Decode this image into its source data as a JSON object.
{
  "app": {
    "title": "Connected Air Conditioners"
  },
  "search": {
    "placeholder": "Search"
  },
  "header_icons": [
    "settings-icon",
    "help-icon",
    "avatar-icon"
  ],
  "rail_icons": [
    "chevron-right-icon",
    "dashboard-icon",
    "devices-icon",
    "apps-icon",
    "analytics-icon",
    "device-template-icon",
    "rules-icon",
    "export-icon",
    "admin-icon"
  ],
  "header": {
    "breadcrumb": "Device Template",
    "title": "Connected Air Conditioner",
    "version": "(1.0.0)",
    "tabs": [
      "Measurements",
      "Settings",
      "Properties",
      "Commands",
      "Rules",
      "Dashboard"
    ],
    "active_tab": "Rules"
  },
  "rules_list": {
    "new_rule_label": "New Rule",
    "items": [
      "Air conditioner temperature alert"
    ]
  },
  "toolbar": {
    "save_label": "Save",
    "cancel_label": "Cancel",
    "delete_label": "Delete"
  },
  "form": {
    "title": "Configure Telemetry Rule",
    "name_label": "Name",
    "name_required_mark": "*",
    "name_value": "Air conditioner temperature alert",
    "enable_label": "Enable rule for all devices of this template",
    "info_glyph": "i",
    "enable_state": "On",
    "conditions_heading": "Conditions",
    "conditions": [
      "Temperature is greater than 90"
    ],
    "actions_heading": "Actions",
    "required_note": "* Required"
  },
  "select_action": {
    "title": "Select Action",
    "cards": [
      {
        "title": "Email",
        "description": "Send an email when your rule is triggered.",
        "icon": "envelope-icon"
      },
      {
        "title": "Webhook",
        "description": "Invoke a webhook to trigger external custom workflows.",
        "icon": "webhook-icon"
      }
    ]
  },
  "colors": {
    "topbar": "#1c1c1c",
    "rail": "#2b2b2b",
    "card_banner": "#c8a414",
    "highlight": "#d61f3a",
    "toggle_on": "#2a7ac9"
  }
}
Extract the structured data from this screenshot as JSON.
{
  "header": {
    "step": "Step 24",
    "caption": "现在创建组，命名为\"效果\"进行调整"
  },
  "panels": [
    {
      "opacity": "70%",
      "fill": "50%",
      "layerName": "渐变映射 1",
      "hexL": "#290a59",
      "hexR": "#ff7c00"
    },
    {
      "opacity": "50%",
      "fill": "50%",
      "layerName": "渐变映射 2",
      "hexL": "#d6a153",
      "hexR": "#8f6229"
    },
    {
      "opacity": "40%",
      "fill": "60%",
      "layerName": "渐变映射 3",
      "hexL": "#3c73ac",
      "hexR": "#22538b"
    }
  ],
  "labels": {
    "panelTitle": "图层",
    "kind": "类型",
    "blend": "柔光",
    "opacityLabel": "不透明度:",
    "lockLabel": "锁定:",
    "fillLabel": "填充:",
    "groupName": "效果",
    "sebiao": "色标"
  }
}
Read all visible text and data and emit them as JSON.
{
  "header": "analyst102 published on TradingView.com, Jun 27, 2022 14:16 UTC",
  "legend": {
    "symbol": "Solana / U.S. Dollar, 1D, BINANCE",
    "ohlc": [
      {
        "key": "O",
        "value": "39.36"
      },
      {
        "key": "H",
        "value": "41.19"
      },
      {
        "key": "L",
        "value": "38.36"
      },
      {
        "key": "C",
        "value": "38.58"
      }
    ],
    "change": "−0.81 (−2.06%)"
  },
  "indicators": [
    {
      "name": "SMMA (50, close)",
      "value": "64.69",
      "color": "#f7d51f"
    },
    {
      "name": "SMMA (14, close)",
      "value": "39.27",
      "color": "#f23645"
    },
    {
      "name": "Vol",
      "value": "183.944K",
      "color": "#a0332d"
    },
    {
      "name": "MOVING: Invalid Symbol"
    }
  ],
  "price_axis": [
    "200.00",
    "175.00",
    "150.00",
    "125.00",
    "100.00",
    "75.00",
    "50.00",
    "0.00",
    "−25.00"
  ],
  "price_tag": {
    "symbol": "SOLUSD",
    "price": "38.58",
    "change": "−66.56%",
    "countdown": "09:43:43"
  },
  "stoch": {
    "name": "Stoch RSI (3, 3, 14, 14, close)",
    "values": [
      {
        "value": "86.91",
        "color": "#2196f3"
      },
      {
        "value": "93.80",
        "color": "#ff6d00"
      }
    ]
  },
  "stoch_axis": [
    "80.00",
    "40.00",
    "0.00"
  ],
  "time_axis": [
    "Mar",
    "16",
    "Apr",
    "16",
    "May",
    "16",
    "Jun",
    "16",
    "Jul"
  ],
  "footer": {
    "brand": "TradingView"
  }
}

Problem details:
Each line of the material above must be retyped precisely.

Correct answer:
Decode this image into its source data as a JSON object.
{
  "app": {
    "title": "Connected Air Conditioners"
  },
  "search": {
    "placeholder": "Search"
  },
  "header_icons": [
    "settings-icon",
    "help-icon",
    "avatar-icon"
  ],
  "rail_icons": [
    "chevron-right-icon",
    "dashboard-icon",
    "devices-icon",
    "apps-icon",
    "analytics-icon",
    "device-template-icon",
    "rules-icon",
    "export-icon",
    "admin-icon"
  ],
  "header": {
    "breadcrumb": "Device Template",
    "title": "Connected Air Conditioner",
    "version": "(1.0.0)",
    "tabs": [
      "Measurements",
      "Settings",
      "Properties",
      "Commands",
      "Rules",
      "Dashboard"
    ],
    "active_tab": "Rules"
  },
  "rules_list": {
    "new_rule_label": "New Rule",
    "items": [
      "Air conditioner temperature alert"
    ]
  },
  "toolbar": {
    "save_label": "Save",
    "cancel_label": "Cancel",
    "delete_label": "Delete"
  },
  "form": {
    "title": "Configure Telemetry Rule",
    "name_label": "Name",
    "name_required_mark": "*",
    "name_value": "Air conditioner temperature alert",
    "enable_label": "Enable rule for all devices of this template",
    "info_glyph": "i",
    "enable_state": "On",
    "conditions_heading": "Conditions",
    "conditions": [
      "Temperature is greater than 90"
    ],
    "actions_heading": "Actions",
    "required_note": "* Required"
  },
  "select_action": {
    "title": "Select Action",
    "cards": [
      {
        "title": "Email",
        "description": "Send an email when your rule is triggered.",
        "icon": "envelope-icon"
      },
      {
        "title": "Webhook",
        "description": "Invoke a webhook to trigger external custom workflows.",
        "icon": "webhook-icon"
      }
    ]
  },
  "colors": {
    "topbar": "#1c1c1c",
    "rail": "#2b2b2b",
    "card_banner": "#c8a414",
    "highlight": "#d61f3a",
    "toggle_on": "#2a7ac9"
  }
}
Extract the structured data from this screenshot as JSON.
{
  "header": {
    "step": "Step 24",
    "caption": "现在创建组，命名为\"效果\"进行调整"
  },
  "panels": [
    {
      "opacity": "70%",
      "fill": "50%",
      "layerName": "渐变映射 1",
      "hexL": "#290a59",
      "hexR": "#ff7c00"
    },
    {
      "opacity": "50%",
      "fill": "50%",
      "layerName": "渐变映射 2",
      "hexL": "#d6a153",
      "hexR": "#8f6229"
    },
    {
      "opacity": "40%",
      "fill": "60%",
      "layerName": "渐变映射 3",
      "hexL": "#3c73ac",
      "hexR": "#22538b"
    }
  ],
  "labels": {
    "panelTitle": "图层",
    "kind": "类型",
    "blend": "柔光",
    "opacityLabel": "不透明度:",
    "lockLabel": "锁定:",
    "fillLabel": "填充:",
    "groupName": "效果",
    "sebiao": "色标"
  }
}
Read all visible text and data and emit them as JSON.
{
  "header": "analyst102 published on TradingView.com, Jun 27, 2022 14:16 UTC",
  "legend": {
    "symbol": "Solana / U.S. Dollar, 1D, BINANCE",
    "ohlc": [
      {
        "key": "O",
        "value": "39.36"
      },
      {
        "key": "H",
        "value": "41.19"
      },
      {
        "key": "L",
        "value": "38.36"
      },
      {
        "key": "C",
        "value": "38.58"
      }
    ],
    "change": "−0.81 (−2.06%)"
  },
  "indicators": [
    {
      "name": "SMMA (50, close)",
      "value": "64.69",
      "color": "#f7d51f"
    },
    {
      "name": "SMMA (14, close)",
      "value": "39.27",
      "color": "#f23645"
    },
    {
      "name": "Vol",
      "value": "183.944K",
      "color": "#a0332d"
    },
    {
      "name": "MOVING: Invalid Symbol"
    }
  ],
  "price_axis": [
    "200.00",
    "175.00",
    "150.00",
    "125.00",
    "100.00",
    "75.00",
    "50.00",
    "0.00",
    "−25.00"
  ],
  "price_tag": {
    "symbol": "SOLUSD",
    "price": "38.58",
    "change": "−66.56%",
    "countdown": "09:43:43"
  },
  "stoch": {
    "name": "Stoch RSI (3, 3, 14, 14, close)",
    "values": [
      {
        "value": "86.91",
        "color": "#2196f3"
      },
      {
        "value": "93.80",
        "color": "#ff6d00"
      }
    ]
  },
  "stoch_axis": [
    "80.00",
    "40.00",
    "0.00"
  ],
  "time_axis": [
    "Mar",
    "16",
    "Apr",
    "16",
    "May",
    "16",
    "Jun",
    "16",
    "Jul"
  ],
  "footer": {
    "brand": "TradingView"
  }
}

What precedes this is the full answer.